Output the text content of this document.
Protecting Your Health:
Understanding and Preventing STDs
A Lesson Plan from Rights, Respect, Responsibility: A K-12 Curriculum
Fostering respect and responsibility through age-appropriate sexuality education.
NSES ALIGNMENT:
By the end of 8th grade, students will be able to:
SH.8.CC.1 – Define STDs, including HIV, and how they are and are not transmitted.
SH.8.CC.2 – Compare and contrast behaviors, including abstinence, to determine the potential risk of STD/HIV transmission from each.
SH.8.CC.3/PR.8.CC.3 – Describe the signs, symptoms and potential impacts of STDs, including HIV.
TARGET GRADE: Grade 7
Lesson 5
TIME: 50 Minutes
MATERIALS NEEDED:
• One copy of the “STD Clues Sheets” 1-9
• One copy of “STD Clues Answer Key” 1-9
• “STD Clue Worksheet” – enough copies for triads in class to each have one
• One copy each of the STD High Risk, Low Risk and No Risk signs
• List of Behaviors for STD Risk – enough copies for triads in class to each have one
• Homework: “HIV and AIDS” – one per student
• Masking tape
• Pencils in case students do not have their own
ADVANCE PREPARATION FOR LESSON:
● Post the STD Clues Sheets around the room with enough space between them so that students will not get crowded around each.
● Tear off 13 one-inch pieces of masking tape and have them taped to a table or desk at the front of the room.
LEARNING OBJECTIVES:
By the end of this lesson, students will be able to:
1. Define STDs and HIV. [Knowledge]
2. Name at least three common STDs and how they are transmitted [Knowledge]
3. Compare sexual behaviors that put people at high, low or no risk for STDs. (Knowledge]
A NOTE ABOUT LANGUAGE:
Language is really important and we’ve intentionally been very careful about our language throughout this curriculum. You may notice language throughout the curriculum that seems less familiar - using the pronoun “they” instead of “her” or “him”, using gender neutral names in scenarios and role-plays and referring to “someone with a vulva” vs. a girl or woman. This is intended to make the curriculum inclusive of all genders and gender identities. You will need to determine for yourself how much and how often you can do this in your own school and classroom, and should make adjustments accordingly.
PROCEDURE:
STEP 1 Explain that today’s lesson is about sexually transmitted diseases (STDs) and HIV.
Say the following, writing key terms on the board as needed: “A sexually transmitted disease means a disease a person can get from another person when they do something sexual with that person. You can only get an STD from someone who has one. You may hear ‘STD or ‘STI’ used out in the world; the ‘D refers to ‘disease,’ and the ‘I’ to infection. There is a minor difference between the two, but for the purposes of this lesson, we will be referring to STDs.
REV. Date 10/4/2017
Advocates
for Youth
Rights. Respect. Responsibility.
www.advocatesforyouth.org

----------

Search the data for the string "enough". List each line that has it.

• “STD Clue Worksheet” – enough copies for triads in class to each have one
• List of Behaviors for STD Risk – enough copies for triads in class to each have one
● Post the STD Clues Sheets around the room with enough space between them so that students will not get crowded around each.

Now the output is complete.